TASK INSTRUCTIONS → Write each line out exactly, leaving none out.

Data items →
*****

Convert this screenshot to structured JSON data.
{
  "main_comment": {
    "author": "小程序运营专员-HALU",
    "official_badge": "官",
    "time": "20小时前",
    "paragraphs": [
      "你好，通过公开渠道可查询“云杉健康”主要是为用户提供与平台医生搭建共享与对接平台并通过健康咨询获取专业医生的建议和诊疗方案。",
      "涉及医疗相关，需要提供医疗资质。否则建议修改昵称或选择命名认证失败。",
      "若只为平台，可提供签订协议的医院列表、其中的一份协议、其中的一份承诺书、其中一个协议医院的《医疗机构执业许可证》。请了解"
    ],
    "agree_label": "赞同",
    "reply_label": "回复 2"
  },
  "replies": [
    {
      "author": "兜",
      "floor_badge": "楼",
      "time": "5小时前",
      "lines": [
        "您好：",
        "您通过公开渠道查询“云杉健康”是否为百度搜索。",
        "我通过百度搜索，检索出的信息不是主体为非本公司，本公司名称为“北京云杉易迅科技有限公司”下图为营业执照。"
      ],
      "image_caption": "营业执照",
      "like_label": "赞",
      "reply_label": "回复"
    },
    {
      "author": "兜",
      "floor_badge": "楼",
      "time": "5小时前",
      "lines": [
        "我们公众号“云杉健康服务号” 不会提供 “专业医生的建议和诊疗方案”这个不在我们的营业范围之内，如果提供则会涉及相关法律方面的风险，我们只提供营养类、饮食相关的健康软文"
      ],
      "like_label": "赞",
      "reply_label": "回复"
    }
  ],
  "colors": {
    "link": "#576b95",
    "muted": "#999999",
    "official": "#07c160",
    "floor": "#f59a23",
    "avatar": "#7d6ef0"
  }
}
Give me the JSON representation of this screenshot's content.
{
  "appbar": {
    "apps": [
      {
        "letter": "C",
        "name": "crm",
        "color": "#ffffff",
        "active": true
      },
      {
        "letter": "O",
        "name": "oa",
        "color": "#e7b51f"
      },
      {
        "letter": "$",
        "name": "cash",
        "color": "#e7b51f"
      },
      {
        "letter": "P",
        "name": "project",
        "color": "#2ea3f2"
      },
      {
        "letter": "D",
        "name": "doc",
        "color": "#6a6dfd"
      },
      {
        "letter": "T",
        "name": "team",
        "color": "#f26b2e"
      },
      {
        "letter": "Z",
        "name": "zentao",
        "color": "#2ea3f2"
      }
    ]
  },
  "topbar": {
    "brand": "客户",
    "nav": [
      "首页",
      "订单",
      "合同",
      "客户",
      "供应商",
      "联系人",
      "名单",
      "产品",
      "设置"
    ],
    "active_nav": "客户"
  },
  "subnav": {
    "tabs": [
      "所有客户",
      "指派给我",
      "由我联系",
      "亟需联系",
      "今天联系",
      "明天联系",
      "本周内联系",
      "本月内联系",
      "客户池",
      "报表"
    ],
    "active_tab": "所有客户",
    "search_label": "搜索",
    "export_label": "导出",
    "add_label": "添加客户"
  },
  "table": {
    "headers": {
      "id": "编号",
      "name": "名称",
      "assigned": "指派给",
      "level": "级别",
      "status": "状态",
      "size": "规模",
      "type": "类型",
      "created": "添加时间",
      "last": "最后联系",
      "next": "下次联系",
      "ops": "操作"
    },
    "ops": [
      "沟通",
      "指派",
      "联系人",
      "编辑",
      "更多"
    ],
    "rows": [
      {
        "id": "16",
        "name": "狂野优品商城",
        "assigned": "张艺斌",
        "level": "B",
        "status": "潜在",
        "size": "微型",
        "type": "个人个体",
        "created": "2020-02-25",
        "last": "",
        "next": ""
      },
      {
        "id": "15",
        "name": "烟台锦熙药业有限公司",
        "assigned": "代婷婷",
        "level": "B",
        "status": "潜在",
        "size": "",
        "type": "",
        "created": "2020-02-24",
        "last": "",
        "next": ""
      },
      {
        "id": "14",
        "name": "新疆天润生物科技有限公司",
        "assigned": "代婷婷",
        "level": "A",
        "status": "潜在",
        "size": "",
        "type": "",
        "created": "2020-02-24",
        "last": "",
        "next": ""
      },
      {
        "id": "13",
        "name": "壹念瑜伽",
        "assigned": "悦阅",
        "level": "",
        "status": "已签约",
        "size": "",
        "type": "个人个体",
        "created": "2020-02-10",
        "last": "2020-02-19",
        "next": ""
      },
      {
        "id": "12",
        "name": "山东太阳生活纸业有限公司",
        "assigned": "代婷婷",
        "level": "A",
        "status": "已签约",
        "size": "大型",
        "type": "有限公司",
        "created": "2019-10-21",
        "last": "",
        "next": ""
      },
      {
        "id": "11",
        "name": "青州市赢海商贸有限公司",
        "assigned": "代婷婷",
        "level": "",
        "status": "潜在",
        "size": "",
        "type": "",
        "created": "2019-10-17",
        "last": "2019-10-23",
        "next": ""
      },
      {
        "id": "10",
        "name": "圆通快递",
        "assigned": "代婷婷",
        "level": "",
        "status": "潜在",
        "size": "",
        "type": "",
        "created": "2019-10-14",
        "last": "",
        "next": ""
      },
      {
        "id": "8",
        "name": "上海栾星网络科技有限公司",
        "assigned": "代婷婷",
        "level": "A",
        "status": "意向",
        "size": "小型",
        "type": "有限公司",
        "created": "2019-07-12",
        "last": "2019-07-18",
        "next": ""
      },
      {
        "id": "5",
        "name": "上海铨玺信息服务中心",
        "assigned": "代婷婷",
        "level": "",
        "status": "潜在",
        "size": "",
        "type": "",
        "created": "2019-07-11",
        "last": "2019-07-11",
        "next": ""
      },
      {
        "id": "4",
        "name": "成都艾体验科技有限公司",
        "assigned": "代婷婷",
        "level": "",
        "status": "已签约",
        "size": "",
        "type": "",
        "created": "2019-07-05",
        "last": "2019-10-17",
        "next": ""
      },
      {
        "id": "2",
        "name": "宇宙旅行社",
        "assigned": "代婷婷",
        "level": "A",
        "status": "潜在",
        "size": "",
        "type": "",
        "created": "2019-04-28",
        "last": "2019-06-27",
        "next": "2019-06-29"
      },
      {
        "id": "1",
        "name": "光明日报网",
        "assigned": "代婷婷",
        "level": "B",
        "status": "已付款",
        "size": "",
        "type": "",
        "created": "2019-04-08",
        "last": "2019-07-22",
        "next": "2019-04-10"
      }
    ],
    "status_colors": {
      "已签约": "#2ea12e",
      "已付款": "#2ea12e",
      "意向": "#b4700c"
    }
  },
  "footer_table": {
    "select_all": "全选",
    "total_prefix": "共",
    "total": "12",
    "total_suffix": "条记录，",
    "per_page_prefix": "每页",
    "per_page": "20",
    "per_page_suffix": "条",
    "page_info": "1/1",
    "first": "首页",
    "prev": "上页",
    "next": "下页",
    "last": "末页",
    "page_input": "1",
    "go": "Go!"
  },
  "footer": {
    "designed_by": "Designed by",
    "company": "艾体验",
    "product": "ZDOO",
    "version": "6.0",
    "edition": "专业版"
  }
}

*****

TASK RESULT →
Convert this screenshot to structured JSON data.
{
  "main_comment": {
    "author": "小程序运营专员-HALU",
    "official_badge": "官",
    "time": "20小时前",
    "paragraphs": [
      "你好，通过公开渠道可查询“云杉健康”主要是为用户提供与平台医生搭建共享与对接平台并通过健康咨询获取专业医生的建议和诊疗方案。",
      "涉及医疗相关，需要提供医疗资质。否则建议修改昵称或选择命名认证失败。",
      "若只为平台，可提供签订协议的医院列表、其中的一份协议、其中的一份承诺书、其中一个协议医院的《医疗机构执业许可证》。请了解"
    ],
    "agree_label": "赞同",
    "reply_label": "回复 2"
  },
  "replies": [
    {
      "author": "兜",
      "floor_badge": "楼",
      "time": "5小时前",
      "lines": [
        "您好：",
        "您通过公开渠道查询“云杉健康”是否为百度搜索。",
        "我通过百度搜索，检索出的信息不是主体为非本公司，本公司名称为“北京云杉易迅科技有限公司”下图为营业执照。"
      ],
      "image_caption": "营业执照",
      "like_label": "赞",
      "reply_label": "回复"
    },
    {
      "author": "兜",
      "floor_badge": "楼",
      "time": "5小时前",
      "lines": [
        "我们公众号“云杉健康服务号” 不会提供 “专业医生的建议和诊疗方案”这个不在我们的营业范围之内，如果提供则会涉及相关法律方面的风险，我们只提供营养类、饮食相关的健康软文"
      ],
      "like_label": "赞",
      "reply_label": "回复"
    }
  ],
  "colors": {
    "link": "#576b95",
    "muted": "#999999",
    "official": "#07c160",
    "floor": "#f59a23",
    "avatar": "#7d6ef0"
  }
}
Give me the JSON representation of this screenshot's content.
{
  "appbar": {
    "apps": [
      {
        "letter": "C",
        "name": "crm",
        "color": "#ffffff",
        "active": true
      },
      {
        "letter": "O",
        "name": "oa",
        "color": "#e7b51f"
      },
      {
        "letter": "$",
        "name": "cash",
        "color": "#e7b51f"
      },
      {
        "letter": "P",
        "name": "project",
        "color": "#2ea3f2"
      },
      {
        "letter": "D",
        "name": "doc",
        "color": "#6a6dfd"
      },
      {
        "letter": "T",
        "name": "team",
        "color": "#f26b2e"
      },
      {
        "letter": "Z",
        "name": "zentao",
        "color": "#2ea3f2"
      }
    ]
  },
  "topbar": {
    "brand": "客户",
    "nav": [
      "首页",
      "订单",
      "合同",
      "客户",
      "供应商",
      "联系人",
      "名单",
      "产品",
      "设置"
    ],
    "active_nav": "客户"
  },
  "subnav": {
    "tabs": [
      "所有客户",
      "指派给我",
      "由我联系",
      "亟需联系",
      "今天联系",
      "明天联系",
      "本周内联系",
      "本月内联系",
      "客户池",
      "报表"
    ],
    "active_tab": "所有客户",
    "search_label": "搜索",
    "export_label": "导出",
    "add_label": "添加客户"
  },
  "table": {
    "headers": {
      "id": "编号",
      "name": "名称",
      "assigned": "指派给",
      "level": "级别",
      "status": "状态",
      "size": "规模",
      "type": "类型",
      "created": "添加时间",
      "last": "最后联系",
      "next": "下次联系",
      "ops": "操作"
    },
    "ops": [
      "沟通",
      "指派",
      "联系人",
      "编辑",
      "更多"
    ],
    "rows": [
      {
        "id": "16",
        "name": "狂野优品商城",
        "assigned": "张艺斌",
        "level": "B",
        "status": "潜在",
        "size": "微型",
        "type": "个人个体",
        "created": "2020-02-25",
        "last": "",
        "next": ""
      },
      {
        "id": "15",
        "name": "烟台锦熙药业有限公司",
        "assigned": "代婷婷",
        "level": "B",
        "status": "潜在",
        "size": "",
        "type": "",
        "created": "2020-02-24",
        "last": "",
        "next": ""
      },
      {
        "id": "14",
        "name": "新疆天润生物科技有限公司",
        "assigned": "代婷婷",
        "level": "A",
        "status": "潜在",
        "size": "",
        "type": "",
        "created": "2020-02-24",
        "last": "",
        "next": ""
      },
      {
        "id": "13",
        "name": "壹念瑜伽",
        "assigned": "悦阅",
        "level": "",
        "status": "已签约",
        "size": "",
        "type": "个人个体",
        "created": "2020-02-10",
        "last": "2020-02-19",
        "next": ""
      },
      {
        "id": "12",
        "name": "山东太阳生活纸业有限公司",
        "assigned": "代婷婷",
        "level": "A",
        "status": "已签约",
        "size": "大型",
        "type": "有限公司",
        "created": "2019-10-21",
        "last": "",
        "next": ""
      },
      {
        "id": "11",
        "name": "青州市赢海商贸有限公司",
        "assigned": "代婷婷",
        "level": "",
        "status": "潜在",
        "size": "",
        "type": "",
        "created": "2019-10-17",
        "last": "2019-10-23",
        "next": ""
      },
      {
        "id": "10",
        "name": "圆通快递",
        "assigned": "代婷婷",
        "level": "",
        "status": "潜在",
        "size": "",
        "type": "",
        "created": "2019-10-14",
        "last": "",
        "next": ""
      },
      {
        "id": "8",
        "name": "上海栾星网络科技有限公司",
        "assigned": "代婷婷",
        "level": "A",
        "status": "意向",
        "size": "小型",
        "type": "有限公司",
        "created": "2019-07-12",
        "last": "2019-07-18",
        "next": ""
      },
      {
        "id": "5",
        "name": "上海铨玺信息服务中心",
        "assigned": "代婷婷",
        "level": "",
        "status": "潜在",
        "size": "",
        "type": "",
        "created": "2019-07-11",
        "last": "2019-07-11",
        "next": ""
      },
      {
        "id": "4",
        "name": "成都艾体验科技有限公司",
        "assigned": "代婷婷",
        "level": "",
        "status": "已签约",
        "size": "",
        "type": "",
        "created": "2019-07-05",
        "last": "2019-10-17",
        "next": ""
      },
      {
        "id": "2",
        "name": "宇宙旅行社",
        "assigned": "代婷婷",
        "level": "A",
        "status": "潜在",
        "size": "",
        "type": "",
        "created": "2019-04-28",
        "last": "2019-06-27",
        "next": "2019-06-29"
      },
      {
        "id": "1",
        "name": "光明日报网",
        "assigned": "代婷婷",
        "level": "B",
        "status": "已付款",
        "size": "",
        "type": "",
        "created": "2019-04-08",
        "last": "2019-07-22",
        "next": "2019-04-10"
      }
    ],
    "status_colors": {
      "已签约": "#2ea12e",
      "已付款": "#2ea12e",
      "意向": "#b4700c"
    }
  },
  "footer_table": {
    "select_all": "全选",
    "total_prefix": "共",
    "total": "12",
    "total_suffix": "条记录，",
    "per_page_prefix": "每页",
    "per_page": "20",
    "per_page_suffix": "条",
    "page_info": "1/1",
    "first": "首页",
    "prev": "上页",
    "next": "下页",
    "last": "末页",
    "page_input": "1",
    "go": "Go!"
  },
  "footer": {
    "designed_by": "Designed by",
    "company": "艾体验",
    "product": "ZDOO",
    "version": "6.0",
    "edition": "专业版"
  }
}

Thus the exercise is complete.